Copy exactly the run of lines that begins at the line with "Give me a plain-text" and ends at the final line of the entries.

══ The input

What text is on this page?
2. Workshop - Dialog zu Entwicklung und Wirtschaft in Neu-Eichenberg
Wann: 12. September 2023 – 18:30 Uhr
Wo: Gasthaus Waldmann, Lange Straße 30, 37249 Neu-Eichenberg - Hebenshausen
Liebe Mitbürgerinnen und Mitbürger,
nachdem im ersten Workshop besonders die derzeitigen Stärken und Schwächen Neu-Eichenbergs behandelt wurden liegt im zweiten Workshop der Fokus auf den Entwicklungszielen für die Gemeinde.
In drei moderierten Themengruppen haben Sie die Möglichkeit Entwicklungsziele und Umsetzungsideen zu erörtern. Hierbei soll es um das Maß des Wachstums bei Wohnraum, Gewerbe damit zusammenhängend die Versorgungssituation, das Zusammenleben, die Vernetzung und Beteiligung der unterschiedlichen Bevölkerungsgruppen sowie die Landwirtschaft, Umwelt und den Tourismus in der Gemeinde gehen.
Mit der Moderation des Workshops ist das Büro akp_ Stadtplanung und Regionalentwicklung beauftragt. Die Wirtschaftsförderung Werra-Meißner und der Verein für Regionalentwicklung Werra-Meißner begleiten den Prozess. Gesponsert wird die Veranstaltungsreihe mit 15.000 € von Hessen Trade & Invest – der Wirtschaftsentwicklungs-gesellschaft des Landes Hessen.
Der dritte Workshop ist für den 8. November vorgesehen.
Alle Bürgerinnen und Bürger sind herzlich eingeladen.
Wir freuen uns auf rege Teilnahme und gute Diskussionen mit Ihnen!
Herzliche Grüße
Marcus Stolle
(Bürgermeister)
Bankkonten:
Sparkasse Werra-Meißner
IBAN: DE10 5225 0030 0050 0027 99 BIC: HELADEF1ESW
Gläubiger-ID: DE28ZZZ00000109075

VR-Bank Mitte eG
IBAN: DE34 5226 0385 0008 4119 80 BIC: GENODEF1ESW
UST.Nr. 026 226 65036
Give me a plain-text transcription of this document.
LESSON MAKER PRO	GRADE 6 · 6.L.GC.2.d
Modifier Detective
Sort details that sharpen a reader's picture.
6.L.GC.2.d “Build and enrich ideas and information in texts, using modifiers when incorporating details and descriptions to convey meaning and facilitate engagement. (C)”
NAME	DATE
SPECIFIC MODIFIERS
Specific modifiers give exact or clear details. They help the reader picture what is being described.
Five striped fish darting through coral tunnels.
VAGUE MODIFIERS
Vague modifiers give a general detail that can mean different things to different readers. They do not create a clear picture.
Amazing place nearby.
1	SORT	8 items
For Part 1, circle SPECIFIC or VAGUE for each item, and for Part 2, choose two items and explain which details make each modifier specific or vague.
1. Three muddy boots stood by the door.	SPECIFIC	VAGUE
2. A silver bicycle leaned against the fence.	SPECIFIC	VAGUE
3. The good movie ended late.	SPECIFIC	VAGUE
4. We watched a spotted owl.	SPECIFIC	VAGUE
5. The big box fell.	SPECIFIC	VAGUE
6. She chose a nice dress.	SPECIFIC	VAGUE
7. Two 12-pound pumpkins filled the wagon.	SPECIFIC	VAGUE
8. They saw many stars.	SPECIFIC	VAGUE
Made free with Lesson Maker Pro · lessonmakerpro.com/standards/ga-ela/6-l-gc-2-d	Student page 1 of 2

════

Exercise solution ▸
Give me a plain-text transcription of this document.
LESSON MAKER PRO	GRADE 6 · 6.L.GC.2.d
Modifier Detective
Sort details that sharpen a reader's picture.
6.L.GC.2.d “Build and enrich ideas and information in texts, using modifiers when incorporating details and descriptions to convey meaning and facilitate engagement. (C)”
NAME	DATE
SPECIFIC MODIFIERS
Specific modifiers give exact or clear details. They help the reader picture what is being described.
Five striped fish darting through coral tunnels.
VAGUE MODIFIERS
Vague modifiers give a general detail that can mean different things to different readers. They do not create a clear picture.
Amazing place nearby.
1	SORT	8 items
For Part 1, circle SPECIFIC or VAGUE for each item, and for Part 2, choose two items and explain which details make each modifier specific or vague.
1. Three muddy boots stood by the door.	SPECIFIC	VAGUE
2. A silver bicycle leaned against the fence.	SPECIFIC	VAGUE
3. The good movie ended late.	SPECIFIC	VAGUE
4. We watched a spotted owl.	SPECIFIC	VAGUE
5. The big box fell.	SPECIFIC	VAGUE
6. She chose a nice dress.	SPECIFIC	VAGUE
7. Two 12-pound pumpkins filled the wagon.	SPECIFIC	VAGUE
8. They saw many stars.	SPECIFIC	VAGUE
Made free with Lesson Maker Pro · lessonmakerpro.com/standards/ga-ela/6-l-gc-2-d	Student page 1 of 2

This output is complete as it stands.